» **Goal**
Find the string "SPECIALISTS" in the listing and report every line that has it.

» **Material to process**
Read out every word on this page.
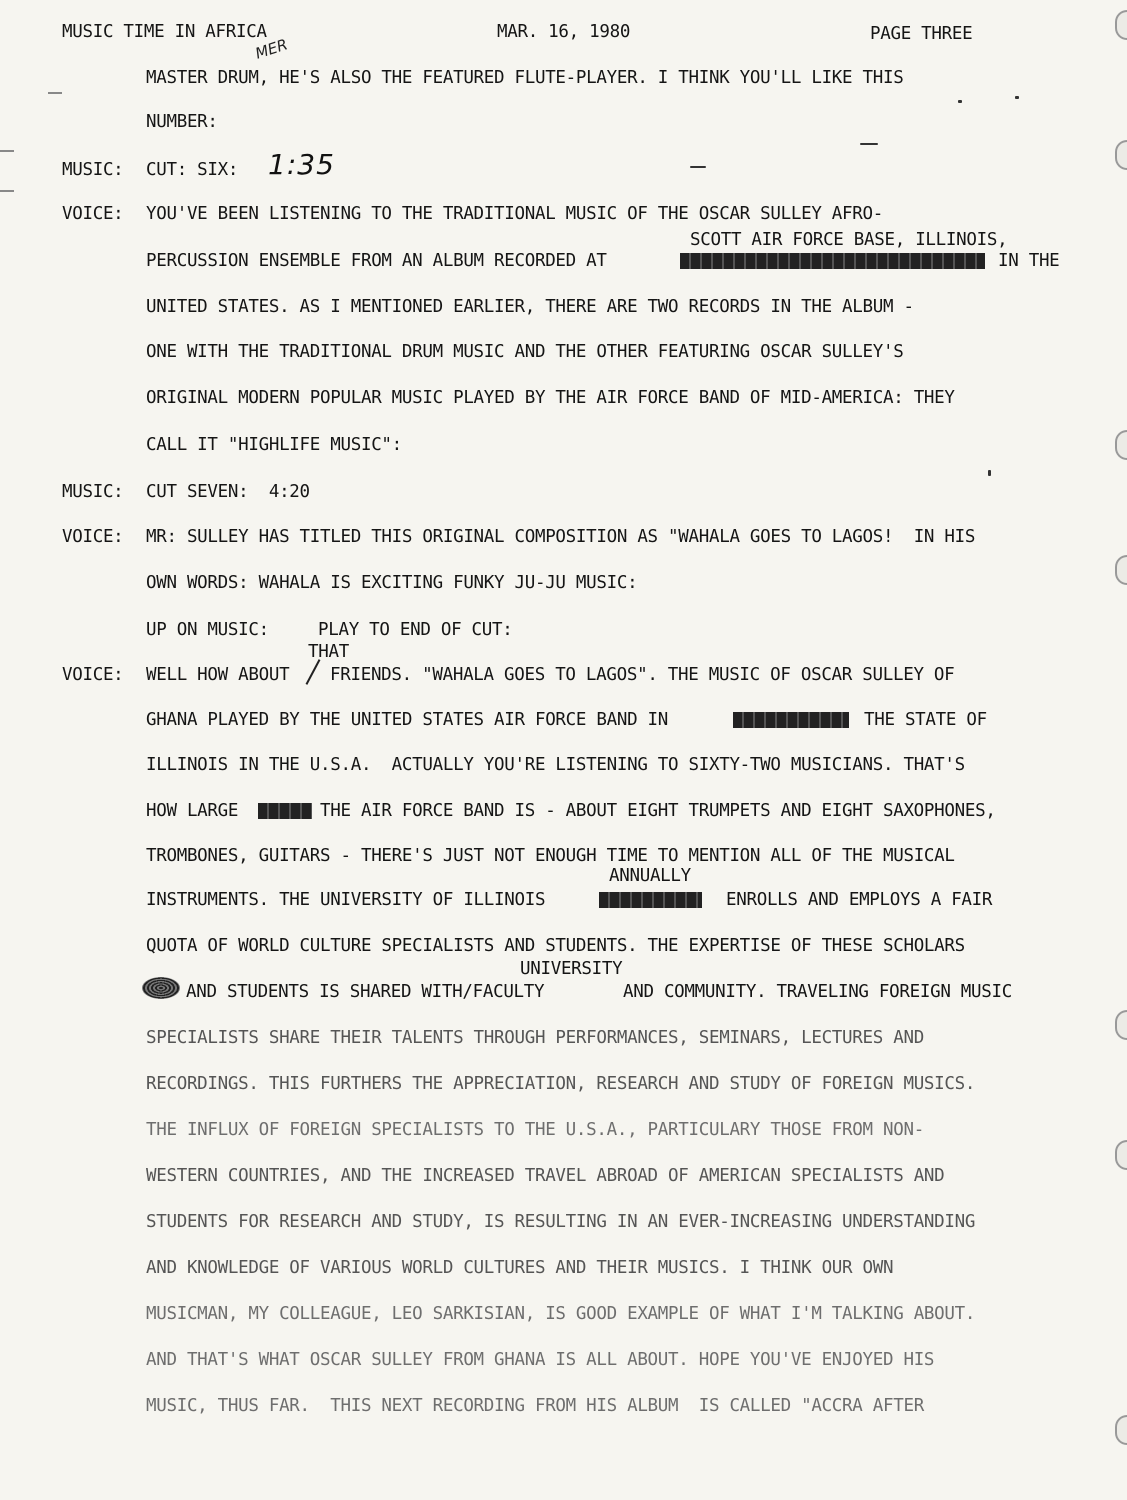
MUSIC TIME IN AFRICA	MAR. 16, 1980	PAGE THREE
MER
MASTER DRUM, HE'S ALSO THE FEATURED FLUTE-PLAYER. I THINK YOU'LL LIKE THIS
NUMBER:
MUSIC: CUT: SIX: 1:35
VOICE: YOU'VE BEEN LISTENING TO THE TRADITIONAL MUSIC OF THE OSCAR SULLEY AFRO-
SCOTT AIR FORCE BASE, ILLINOIS,
PERCUSSION ENSEMBLE FROM AN ALBUM RECORDED AT	IN THE
UNITED STATES. AS I MENTIONED EARLIER, THERE ARE TWO RECORDS IN THE ALBUM -
ONE WITH THE TRADITIONAL DRUM MUSIC AND THE OTHER FEATURING OSCAR SULLEY'S
ORIGINAL MODERN POPULAR MUSIC PLAYED BY THE AIR FORCE BAND OF MID-AMERICA: THEY
CALL IT "HIGHLIFE MUSIC":
MUSIC: CUT SEVEN:  4:20
VOICE: MR: SULLEY HAS TITLED THIS ORIGINAL COMPOSITION AS "WAHALA GOES TO LAGOS!  IN HIS
OWN WORDS: WAHALA IS EXCITING FUNKY JU-JU MUSIC:
UP ON MUSIC:	PLAY TO END OF CUT:
THAT
VOICE: WELL HOW ABOUT FRIENDS. "WAHALA GOES TO LAGOS". THE MUSIC OF OSCAR SULLEY OF
GHANA PLAYED BY THE UNITED STATES AIR FORCE BAND IN	THE STATE OF
ILLINOIS IN THE U.S.A.  ACTUALLY YOU'RE LISTENING TO SIXTY-TWO MUSICIANS. THAT'S
HOW LARGE	THE AIR FORCE BAND IS - ABOUT EIGHT TRUMPETS AND EIGHT SAXOPHONES,
TROMBONES, GUITARS - THERE'S JUST NOT ENOUGH TIME TO MENTION ALL OF THE MUSICAL
ANNUALLY
INSTRUMENTS. THE UNIVERSITY OF ILLINOIS	ENROLLS AND EMPLOYS A FAIR
QUOTA OF WORLD CULTURE SPECIALISTS AND STUDENTS. THE EXPERTISE OF THESE SCHOLARS
UNIVERSITY
AND STUDENTS IS SHARED WITH/FACULTY	AND COMMUNITY. TRAVELING FOREIGN MUSIC
SPECIALISTS SHARE THEIR TALENTS THROUGH PERFORMANCES, SEMINARS, LECTURES AND
RECORDINGS. THIS FURTHERS THE APPRECIATION, RESEARCH AND STUDY OF FOREIGN MUSICS.
THE INFLUX OF FOREIGN SPECIALISTS TO THE U.S.A., PARTICULARY THOSE FROM NON-
WESTERN COUNTRIES, AND THE INCREASED TRAVEL ABROAD OF AMERICAN SPECIALISTS AND
STUDENTS FOR RESEARCH AND STUDY, IS RESULTING IN AN EVER-INCREASING UNDERSTANDING
AND KNOWLEDGE OF VARIOUS WORLD CULTURES AND THEIR MUSICS. I THINK OUR OWN
MUSICMAN, MY COLLEAGUE, LEO SARKISIAN, IS GOOD EXAMPLE OF WHAT I'M TALKING ABOUT.
AND THAT'S WHAT OSCAR SULLEY FROM GHANA IS ALL ABOUT. HOPE YOU'VE ENJOYED HIS
MUSIC, THUS FAR.  THIS NEXT RECORDING FROM HIS ALBUM  IS CALLED "ACCRA AFTER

» **Result below**
QUOTA OF WORLD CULTURE SPECIALISTS AND STUDENTS. THE EXPERTISE OF THESE SCHOLARS
SPECIALISTS SHARE THEIR TALENTS THROUGH PERFORMANCES, SEMINARS, LECTURES AND
THE INFLUX OF FOREIGN SPECIALISTS TO THE U.S.A., PARTICULARY THOSE FROM NON-
WESTERN COUNTRIES, AND THE INCREASED TRAVEL ABROAD OF AMERICAN SPECIALISTS AND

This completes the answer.